EXERCISE DATA
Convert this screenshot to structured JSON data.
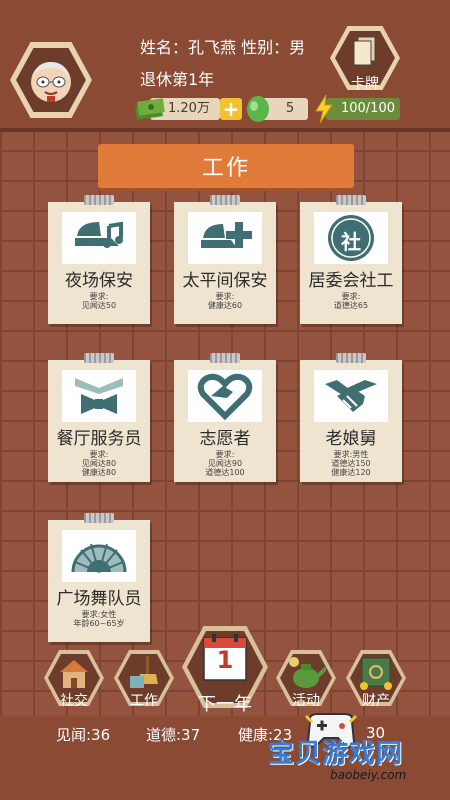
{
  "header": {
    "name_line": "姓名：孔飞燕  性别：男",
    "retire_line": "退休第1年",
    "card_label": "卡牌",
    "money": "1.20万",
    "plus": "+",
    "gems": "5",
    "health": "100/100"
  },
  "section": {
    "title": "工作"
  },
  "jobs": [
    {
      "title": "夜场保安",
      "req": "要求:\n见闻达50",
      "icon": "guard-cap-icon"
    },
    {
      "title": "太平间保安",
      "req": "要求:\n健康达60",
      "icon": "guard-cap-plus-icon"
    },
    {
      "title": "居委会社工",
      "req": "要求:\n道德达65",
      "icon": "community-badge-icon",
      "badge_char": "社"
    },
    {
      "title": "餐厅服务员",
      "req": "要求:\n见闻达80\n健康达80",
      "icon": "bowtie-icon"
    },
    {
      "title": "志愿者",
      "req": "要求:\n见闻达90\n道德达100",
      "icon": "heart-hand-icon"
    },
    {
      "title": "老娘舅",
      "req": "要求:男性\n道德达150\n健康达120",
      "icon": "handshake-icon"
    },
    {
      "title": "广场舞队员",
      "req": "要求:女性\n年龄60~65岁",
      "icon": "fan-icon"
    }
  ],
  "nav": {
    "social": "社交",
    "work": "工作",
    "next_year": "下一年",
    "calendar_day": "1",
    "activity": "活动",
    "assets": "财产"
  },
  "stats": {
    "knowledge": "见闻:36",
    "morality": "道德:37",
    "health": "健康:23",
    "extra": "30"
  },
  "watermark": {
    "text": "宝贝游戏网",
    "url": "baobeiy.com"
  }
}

--

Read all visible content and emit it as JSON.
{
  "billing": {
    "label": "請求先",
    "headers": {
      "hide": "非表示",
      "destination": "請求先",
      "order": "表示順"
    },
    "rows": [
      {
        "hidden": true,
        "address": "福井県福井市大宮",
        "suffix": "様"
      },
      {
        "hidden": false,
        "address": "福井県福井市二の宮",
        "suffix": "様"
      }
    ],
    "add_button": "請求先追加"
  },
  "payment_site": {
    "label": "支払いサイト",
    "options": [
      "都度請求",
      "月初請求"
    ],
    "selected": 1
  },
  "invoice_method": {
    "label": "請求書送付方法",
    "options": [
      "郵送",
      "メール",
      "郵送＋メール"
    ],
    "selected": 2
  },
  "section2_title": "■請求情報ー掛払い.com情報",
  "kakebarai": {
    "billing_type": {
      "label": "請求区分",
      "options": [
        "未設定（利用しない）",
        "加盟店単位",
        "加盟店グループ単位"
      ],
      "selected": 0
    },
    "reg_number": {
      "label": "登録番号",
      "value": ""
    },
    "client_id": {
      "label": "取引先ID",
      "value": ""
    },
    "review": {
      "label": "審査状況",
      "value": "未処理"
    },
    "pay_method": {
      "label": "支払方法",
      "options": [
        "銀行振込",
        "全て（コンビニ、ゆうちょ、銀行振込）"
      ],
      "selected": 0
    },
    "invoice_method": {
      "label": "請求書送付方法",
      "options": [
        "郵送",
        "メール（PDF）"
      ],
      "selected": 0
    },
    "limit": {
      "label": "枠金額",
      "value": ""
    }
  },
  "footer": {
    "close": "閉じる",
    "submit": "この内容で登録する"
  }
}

...

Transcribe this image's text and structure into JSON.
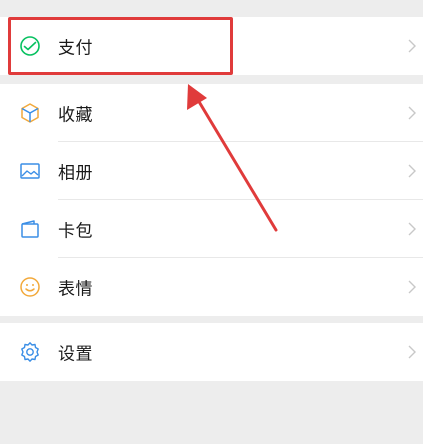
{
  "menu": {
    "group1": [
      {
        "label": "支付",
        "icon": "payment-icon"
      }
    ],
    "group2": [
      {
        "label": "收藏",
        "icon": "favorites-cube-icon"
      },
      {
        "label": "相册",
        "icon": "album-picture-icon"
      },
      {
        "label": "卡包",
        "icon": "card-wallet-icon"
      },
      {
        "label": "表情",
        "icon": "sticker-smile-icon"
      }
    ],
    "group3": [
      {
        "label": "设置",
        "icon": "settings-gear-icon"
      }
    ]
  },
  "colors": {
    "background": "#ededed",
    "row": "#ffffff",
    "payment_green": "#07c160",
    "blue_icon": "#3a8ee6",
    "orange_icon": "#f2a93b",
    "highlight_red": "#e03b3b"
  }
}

STATED TASK
Filter the entries down to the lines with the word "this" in them.

REPLY
Convert this screenshot to structured JSON data.
Transcribe this image's text and structure into JSON.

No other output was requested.